* Objective: Transcribe all of the records word for word, but omit the pictures.

>>>>

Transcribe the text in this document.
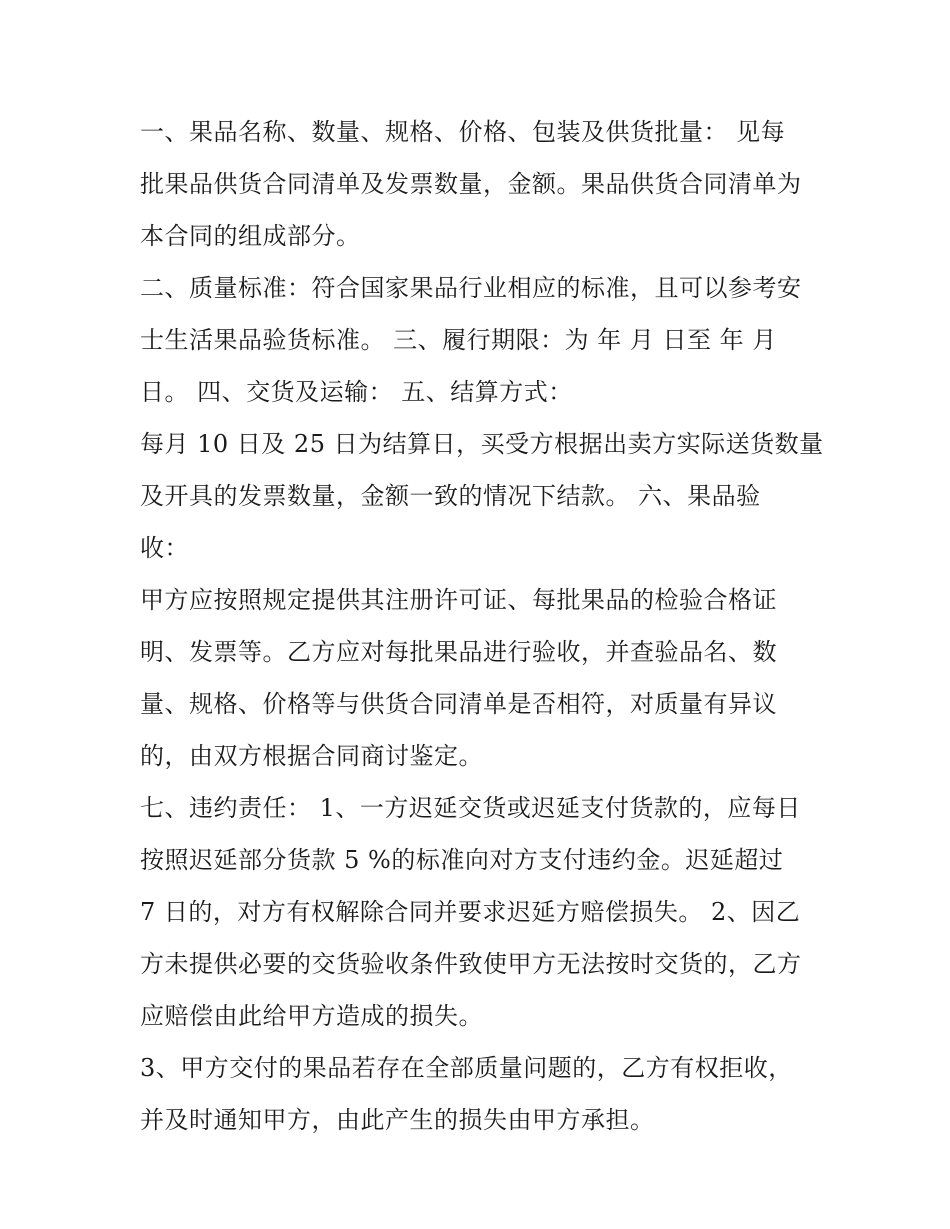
一、果品名称、数量、规格、价格、包装及供货批量： 见每
批果品供货合同清单及发票数量，金额。果品供货合同清单为
本合同的组成部分。
二、质量标准：符合国家果品行业相应的标准，且可以参考安
士生活果品验货标准。 三、履行期限：为 年 月 日至 年 月
日。 四、交货及运输： 五、结算方式：
每月 10 日及 25 日为结算日，买受方根据出卖方实际送货数量
及开具的发票数量，金额一致的情况下结款。 六、果品验
收：
甲方应按照规定提供其注册许可证、每批果品的检验合格证
明、发票等。乙方应对每批果品进行验收，并查验品名、数
量、规格、价格等与供货合同清单是否相符，对质量有异议
的，由双方根据合同商讨鉴定。
七、违约责任： 1、一方迟延交货或迟延支付货款的，应每日
按照迟延部分货款 5 %的标准向对方支付违约金。迟延超过
7 日的，对方有权解除合同并要求迟延方赔偿损失。 2、因乙
方未提供必要的交货验收条件致使甲方无法按时交货的，乙方
应赔偿由此给甲方造成的损失。
3、甲方交付的果品若存在全部质量问题的，乙方有权拒收，
并及时通知甲方，由此产生的损失由甲方承担。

<<<<

* Exercise output:
Transcribe the text in this document.
一、果品名称、数量、规格、价格、包装及供货批量： 见每
批果品供货合同清单及发票数量，金额。果品供货合同清单为
本合同的组成部分。
二、质量标准：符合国家果品行业相应的标准，且可以参考安
士生活果品验货标准。 三、履行期限：为 年 月 日至 年 月
日。 四、交货及运输： 五、结算方式：
每月 10 日及 25 日为结算日，买受方根据出卖方实际送货数量
及开具的发票数量，金额一致的情况下结款。 六、果品验
收：
甲方应按照规定提供其注册许可证、每批果品的检验合格证
明、发票等。乙方应对每批果品进行验收，并查验品名、数
量、规格、价格等与供货合同清单是否相符，对质量有异议
的，由双方根据合同商讨鉴定。
七、违约责任： 1、一方迟延交货或迟延支付货款的，应每日
按照迟延部分货款 5 %的标准向对方支付违约金。迟延超过
7 日的，对方有权解除合同并要求迟延方赔偿损失。 2、因乙
方未提供必要的交货验收条件致使甲方无法按时交货的，乙方
应赔偿由此给甲方造成的损失。
3、甲方交付的果品若存在全部质量问题的，乙方有权拒收，
并及时通知甲方，由此产生的损失由甲方承担。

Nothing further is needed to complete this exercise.